Start

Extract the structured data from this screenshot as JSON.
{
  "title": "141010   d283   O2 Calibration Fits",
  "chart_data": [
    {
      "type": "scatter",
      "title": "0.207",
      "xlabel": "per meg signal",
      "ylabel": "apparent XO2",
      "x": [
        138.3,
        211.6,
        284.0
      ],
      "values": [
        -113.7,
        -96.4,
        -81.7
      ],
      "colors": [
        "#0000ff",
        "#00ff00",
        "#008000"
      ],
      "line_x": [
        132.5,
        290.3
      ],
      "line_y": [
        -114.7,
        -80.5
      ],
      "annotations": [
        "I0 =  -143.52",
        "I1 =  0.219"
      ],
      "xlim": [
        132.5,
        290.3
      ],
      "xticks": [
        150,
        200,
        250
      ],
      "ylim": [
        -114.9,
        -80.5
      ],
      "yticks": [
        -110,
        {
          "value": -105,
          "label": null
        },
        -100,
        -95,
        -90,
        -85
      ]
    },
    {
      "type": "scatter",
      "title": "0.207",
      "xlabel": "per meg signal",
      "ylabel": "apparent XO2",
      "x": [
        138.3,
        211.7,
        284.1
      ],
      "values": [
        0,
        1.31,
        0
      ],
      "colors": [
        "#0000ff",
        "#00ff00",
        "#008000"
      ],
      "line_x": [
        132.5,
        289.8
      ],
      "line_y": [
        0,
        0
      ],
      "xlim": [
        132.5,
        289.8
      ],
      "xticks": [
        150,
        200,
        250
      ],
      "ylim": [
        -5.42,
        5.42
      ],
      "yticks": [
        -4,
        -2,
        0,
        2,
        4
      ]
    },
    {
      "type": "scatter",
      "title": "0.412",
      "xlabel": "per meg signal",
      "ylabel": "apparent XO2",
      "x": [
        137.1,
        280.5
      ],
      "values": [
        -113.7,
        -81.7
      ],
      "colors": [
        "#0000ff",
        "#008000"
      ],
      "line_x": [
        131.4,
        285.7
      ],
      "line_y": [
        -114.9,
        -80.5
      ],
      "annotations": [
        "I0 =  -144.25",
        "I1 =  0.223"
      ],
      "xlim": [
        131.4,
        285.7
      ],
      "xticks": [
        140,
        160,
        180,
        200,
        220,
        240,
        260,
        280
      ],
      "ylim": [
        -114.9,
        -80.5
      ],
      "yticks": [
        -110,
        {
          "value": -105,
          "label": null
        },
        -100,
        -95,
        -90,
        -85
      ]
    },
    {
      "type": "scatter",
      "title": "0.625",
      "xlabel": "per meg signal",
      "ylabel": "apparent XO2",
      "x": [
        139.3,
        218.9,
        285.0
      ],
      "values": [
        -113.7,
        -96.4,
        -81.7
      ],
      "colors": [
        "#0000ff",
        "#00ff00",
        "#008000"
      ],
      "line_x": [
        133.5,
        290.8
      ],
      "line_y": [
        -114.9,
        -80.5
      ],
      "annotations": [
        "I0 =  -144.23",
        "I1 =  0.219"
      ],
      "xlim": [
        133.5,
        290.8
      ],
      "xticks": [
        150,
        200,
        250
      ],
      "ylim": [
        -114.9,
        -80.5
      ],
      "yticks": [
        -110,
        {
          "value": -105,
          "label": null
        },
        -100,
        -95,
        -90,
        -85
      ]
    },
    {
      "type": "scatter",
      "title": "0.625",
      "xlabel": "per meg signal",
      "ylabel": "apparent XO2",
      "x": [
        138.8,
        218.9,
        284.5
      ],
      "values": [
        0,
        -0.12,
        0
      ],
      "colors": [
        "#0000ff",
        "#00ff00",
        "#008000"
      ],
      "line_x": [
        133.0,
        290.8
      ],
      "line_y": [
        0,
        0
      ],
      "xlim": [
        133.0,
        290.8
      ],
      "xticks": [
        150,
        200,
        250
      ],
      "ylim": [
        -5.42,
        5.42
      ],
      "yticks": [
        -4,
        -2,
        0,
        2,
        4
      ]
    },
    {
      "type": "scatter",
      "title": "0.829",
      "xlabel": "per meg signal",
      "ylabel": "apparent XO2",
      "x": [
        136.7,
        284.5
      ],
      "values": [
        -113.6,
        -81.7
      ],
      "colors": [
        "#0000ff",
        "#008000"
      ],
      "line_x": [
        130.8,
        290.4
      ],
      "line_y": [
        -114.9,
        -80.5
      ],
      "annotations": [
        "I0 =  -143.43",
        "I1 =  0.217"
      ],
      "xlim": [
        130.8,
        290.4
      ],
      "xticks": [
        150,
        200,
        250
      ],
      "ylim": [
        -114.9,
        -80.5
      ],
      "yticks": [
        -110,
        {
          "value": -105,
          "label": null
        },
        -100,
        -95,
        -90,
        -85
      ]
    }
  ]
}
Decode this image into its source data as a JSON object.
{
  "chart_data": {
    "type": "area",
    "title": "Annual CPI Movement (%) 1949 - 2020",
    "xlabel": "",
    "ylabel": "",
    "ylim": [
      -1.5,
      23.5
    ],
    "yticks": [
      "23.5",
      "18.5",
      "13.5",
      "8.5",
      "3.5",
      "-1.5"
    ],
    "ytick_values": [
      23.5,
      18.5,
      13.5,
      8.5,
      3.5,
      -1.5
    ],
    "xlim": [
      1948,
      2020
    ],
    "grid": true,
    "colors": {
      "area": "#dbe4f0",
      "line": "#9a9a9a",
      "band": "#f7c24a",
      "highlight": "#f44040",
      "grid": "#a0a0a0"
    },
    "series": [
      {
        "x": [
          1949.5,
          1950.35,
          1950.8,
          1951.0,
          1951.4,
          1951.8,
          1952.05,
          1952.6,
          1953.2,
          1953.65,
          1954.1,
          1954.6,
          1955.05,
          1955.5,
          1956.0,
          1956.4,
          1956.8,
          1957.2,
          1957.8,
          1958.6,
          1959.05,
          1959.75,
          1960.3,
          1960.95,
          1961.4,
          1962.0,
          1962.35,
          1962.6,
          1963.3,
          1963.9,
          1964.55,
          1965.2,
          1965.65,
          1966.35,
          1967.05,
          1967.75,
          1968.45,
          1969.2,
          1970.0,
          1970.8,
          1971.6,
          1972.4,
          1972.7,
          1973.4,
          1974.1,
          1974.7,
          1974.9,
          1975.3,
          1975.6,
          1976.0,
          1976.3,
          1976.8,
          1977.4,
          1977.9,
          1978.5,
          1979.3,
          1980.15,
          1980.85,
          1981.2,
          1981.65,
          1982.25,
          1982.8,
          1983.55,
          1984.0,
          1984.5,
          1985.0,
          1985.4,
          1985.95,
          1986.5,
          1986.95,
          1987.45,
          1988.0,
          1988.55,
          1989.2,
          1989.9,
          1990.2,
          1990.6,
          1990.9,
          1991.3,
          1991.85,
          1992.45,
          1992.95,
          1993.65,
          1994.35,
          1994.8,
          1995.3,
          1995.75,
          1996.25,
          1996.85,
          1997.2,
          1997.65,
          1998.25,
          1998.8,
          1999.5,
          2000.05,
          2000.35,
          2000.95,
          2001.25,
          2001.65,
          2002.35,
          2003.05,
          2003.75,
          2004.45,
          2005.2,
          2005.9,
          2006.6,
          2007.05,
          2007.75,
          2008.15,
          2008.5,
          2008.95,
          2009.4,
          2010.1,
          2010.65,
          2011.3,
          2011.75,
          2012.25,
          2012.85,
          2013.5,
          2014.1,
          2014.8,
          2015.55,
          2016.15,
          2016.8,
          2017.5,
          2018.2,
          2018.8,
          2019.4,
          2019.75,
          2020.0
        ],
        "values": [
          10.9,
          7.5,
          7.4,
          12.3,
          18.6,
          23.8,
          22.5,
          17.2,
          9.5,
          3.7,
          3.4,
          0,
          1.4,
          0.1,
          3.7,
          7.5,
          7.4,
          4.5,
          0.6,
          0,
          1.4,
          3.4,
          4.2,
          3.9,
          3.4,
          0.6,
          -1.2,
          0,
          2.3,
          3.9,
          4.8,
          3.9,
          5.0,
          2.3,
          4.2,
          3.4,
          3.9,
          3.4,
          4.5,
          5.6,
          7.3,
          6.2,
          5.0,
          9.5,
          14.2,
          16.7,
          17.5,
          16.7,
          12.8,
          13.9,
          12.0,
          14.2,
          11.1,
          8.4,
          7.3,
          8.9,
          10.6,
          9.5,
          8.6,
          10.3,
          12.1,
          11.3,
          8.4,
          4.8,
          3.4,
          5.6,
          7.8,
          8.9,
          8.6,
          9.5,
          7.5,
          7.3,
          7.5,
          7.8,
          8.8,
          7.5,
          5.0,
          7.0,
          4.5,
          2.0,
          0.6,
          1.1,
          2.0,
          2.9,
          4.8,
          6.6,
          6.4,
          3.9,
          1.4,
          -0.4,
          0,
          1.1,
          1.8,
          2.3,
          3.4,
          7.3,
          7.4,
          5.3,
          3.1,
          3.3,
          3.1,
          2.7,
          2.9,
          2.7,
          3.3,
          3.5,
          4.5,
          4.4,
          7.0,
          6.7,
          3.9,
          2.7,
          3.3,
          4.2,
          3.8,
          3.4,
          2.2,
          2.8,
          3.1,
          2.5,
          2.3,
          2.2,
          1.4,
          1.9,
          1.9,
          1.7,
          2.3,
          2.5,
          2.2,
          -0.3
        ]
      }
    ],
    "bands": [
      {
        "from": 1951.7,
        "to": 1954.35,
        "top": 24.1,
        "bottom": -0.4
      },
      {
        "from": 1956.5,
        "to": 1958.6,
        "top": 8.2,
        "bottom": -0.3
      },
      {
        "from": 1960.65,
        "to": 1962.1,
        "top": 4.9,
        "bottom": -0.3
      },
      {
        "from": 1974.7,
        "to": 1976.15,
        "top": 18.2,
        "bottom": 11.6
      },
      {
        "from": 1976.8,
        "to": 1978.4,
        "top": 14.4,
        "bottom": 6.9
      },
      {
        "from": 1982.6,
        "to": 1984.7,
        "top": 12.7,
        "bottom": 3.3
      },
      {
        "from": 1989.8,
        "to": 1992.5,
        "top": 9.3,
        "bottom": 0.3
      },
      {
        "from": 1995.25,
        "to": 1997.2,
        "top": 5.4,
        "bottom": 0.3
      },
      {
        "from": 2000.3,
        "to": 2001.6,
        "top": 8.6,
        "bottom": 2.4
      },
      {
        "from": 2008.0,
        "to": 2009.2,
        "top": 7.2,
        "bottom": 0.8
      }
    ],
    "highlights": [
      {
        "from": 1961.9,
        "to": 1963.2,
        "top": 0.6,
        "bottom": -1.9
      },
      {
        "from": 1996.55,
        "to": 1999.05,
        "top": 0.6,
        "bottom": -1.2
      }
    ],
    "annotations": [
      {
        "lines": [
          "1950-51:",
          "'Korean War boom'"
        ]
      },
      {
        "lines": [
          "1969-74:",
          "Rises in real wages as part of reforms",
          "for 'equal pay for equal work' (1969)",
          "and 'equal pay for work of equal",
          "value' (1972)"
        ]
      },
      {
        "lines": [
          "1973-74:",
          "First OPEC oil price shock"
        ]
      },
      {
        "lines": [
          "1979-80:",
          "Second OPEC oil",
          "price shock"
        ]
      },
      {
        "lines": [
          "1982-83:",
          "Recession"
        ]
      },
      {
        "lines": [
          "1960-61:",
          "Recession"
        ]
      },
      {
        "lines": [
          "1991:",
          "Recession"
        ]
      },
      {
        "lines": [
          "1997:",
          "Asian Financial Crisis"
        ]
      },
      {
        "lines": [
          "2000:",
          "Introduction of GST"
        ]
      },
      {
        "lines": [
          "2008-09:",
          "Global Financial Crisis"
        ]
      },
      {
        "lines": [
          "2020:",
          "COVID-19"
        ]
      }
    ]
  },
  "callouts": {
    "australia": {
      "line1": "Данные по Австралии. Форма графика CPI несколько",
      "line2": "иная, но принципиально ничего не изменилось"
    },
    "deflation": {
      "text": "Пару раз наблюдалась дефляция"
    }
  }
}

End

» Your task: Tally how many lines of the material contain the word "Financial". The answer must be the number and nothing else.

» The solution: 2